> _DIRECTIVE_: From the listing below, extract every line containing "time".

> _TASK INPUT_:

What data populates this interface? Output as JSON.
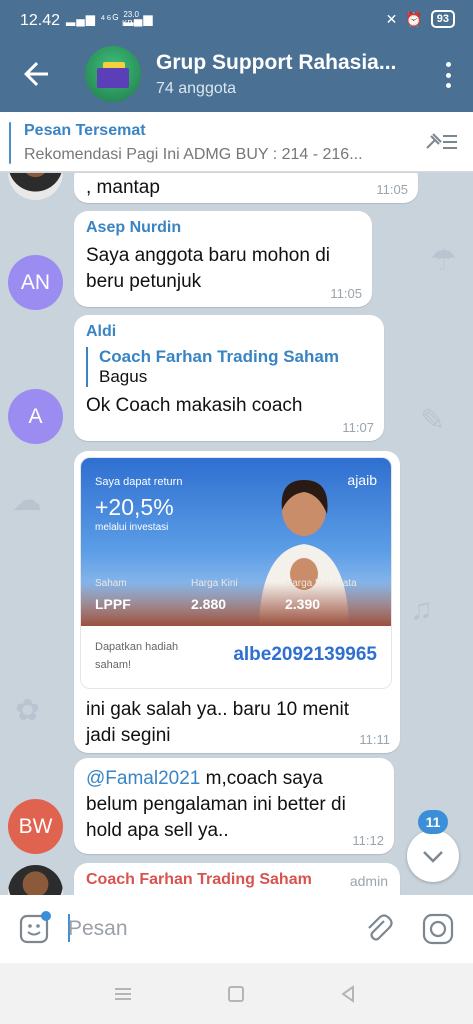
{
  "status_bar": {
    "time": "12.42",
    "network": "⁴⁶ᴳ",
    "speed_value": "23.0",
    "speed_unit": "KB/S",
    "battery": "93"
  },
  "header": {
    "title": "Grup Support Rahasia...",
    "subtitle": "74 anggota"
  },
  "pinned": {
    "title": "Pesan Tersemat",
    "text": "Rekomendasi Pagi Ini  ADMG BUY : 214 - 216..."
  },
  "messages": [
    {
      "text": ", mantap",
      "time": "11:05"
    },
    {
      "sender": "Asep Nurdin",
      "sender_color": "#3a84c4",
      "avatar_initials": "AN",
      "avatar_color": "#9b8cf2",
      "text": "Saya anggota baru mohon di beru petunjuk",
      "time": "11:05"
    },
    {
      "sender": "Aldi",
      "sender_color": "#3a84c4",
      "avatar_initials": "A",
      "avatar_color": "#9b8cf2",
      "reply_name": "Coach Farhan Trading Saham",
      "reply_text": "Bagus",
      "text": "Ok Coach makasih coach",
      "time": "11:07"
    },
    {
      "ad": {
        "brand": "ajaib",
        "line1": "Saya dapat return",
        "percent": "+20,5%",
        "line2": "melalui investasi",
        "label_saham": "Saham",
        "label_harga_kini": "Harga Kini",
        "label_harga_rata": "Harga Rata-rata",
        "saham": "LPPF",
        "harga_kini": "2.880",
        "harga_rata": "2.390",
        "gift": "Dapatkan hadiah saham!",
        "code": "albe2092139965"
      },
      "text": "ini gak salah ya.. baru 10 menit jadi segini",
      "time": "11:11"
    },
    {
      "avatar_initials": "BW",
      "avatar_color": "#e0634f",
      "mention": "@Famal2021",
      "text": " m,coach saya belum pengalaman ini better di hold apa sell ya..",
      "time": "11:12"
    },
    {
      "sender": "Coach Farhan Trading Saham",
      "sender_color": "#d9534f",
      "role": "admin"
    }
  ],
  "scroll_badge": "11",
  "input": {
    "placeholder": "Pesan"
  },
  "colors": {
    "header": "#4a7093",
    "accent": "#3a84c4"
  }
}
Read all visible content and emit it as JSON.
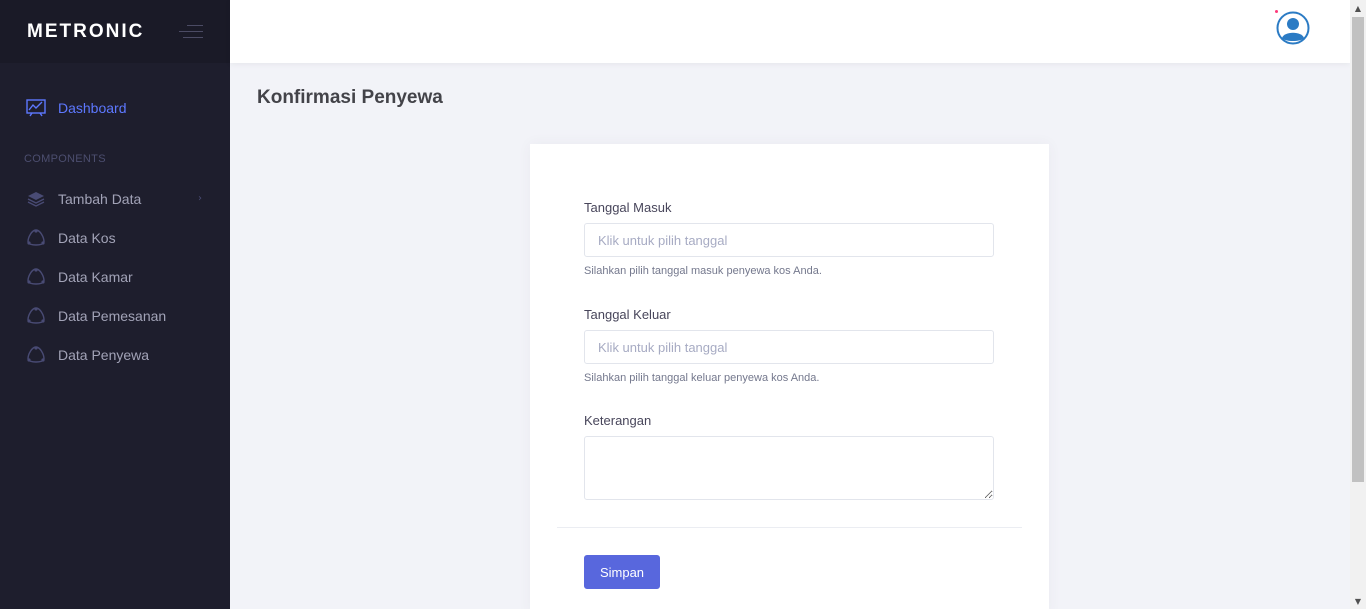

> _RIGHT ANSWER_:
    "time": "12.42",
      "time": "11:05"
      "time": "11:05"
      "time": "11:07"
      "time": "11:11"
      "time": "11:12"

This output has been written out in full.